**TASK DIRECTIONS**
For the entries that follow, state how many lines include the word "name", giving the number and nothing else.

**EXCERPTED RECORDS**
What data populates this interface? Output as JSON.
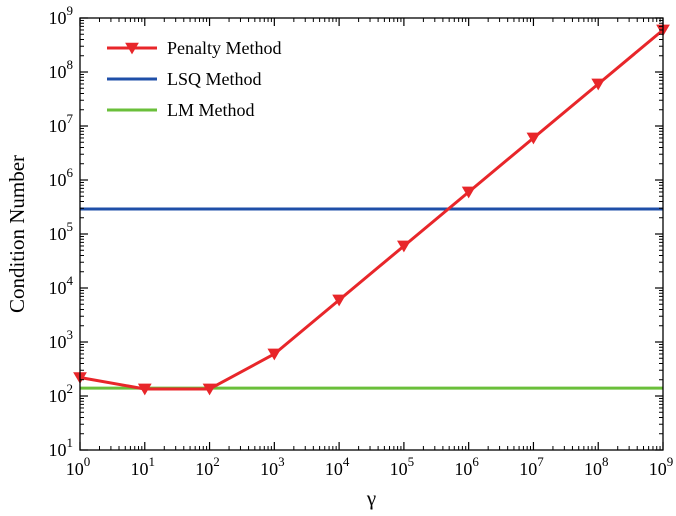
{
  "chart_data": {
    "type": "line",
    "xlabel": "γ",
    "ylabel": "Condition Number",
    "xscale": "log",
    "yscale": "log",
    "xlim": [
      1,
      1000000000
    ],
    "ylim": [
      10,
      1000000000
    ],
    "x_tick_exponents": [
      "0",
      "1",
      "2",
      "3",
      "4",
      "5",
      "6",
      "7",
      "8",
      "9"
    ],
    "y_tick_exponents": [
      "1",
      "2",
      "3",
      "4",
      "5",
      "6",
      "7",
      "8",
      "9"
    ],
    "tick_base": "10",
    "grid": false,
    "legend_position": "top-left",
    "series": [
      {
        "name": "Penalty Method",
        "color": "#e8262a",
        "marker": "triangle-down",
        "x": [
          1,
          10,
          100,
          1000,
          10000,
          100000,
          1000000,
          10000000,
          100000000,
          1000000000
        ],
        "values": [
          220,
          135,
          135,
          600,
          6000,
          60000,
          600000,
          6000000,
          60000000,
          600000000
        ]
      },
      {
        "name": "LSQ Method",
        "color": "#1f4fa8",
        "marker": "none",
        "x": [
          1,
          1000000000
        ],
        "values": [
          290000,
          290000
        ]
      },
      {
        "name": "LM Method",
        "color": "#6abf3a",
        "marker": "none",
        "x": [
          1,
          1000000000
        ],
        "values": [
          140,
          140
        ]
      }
    ]
  }
}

**FINISHED ANSWER**
3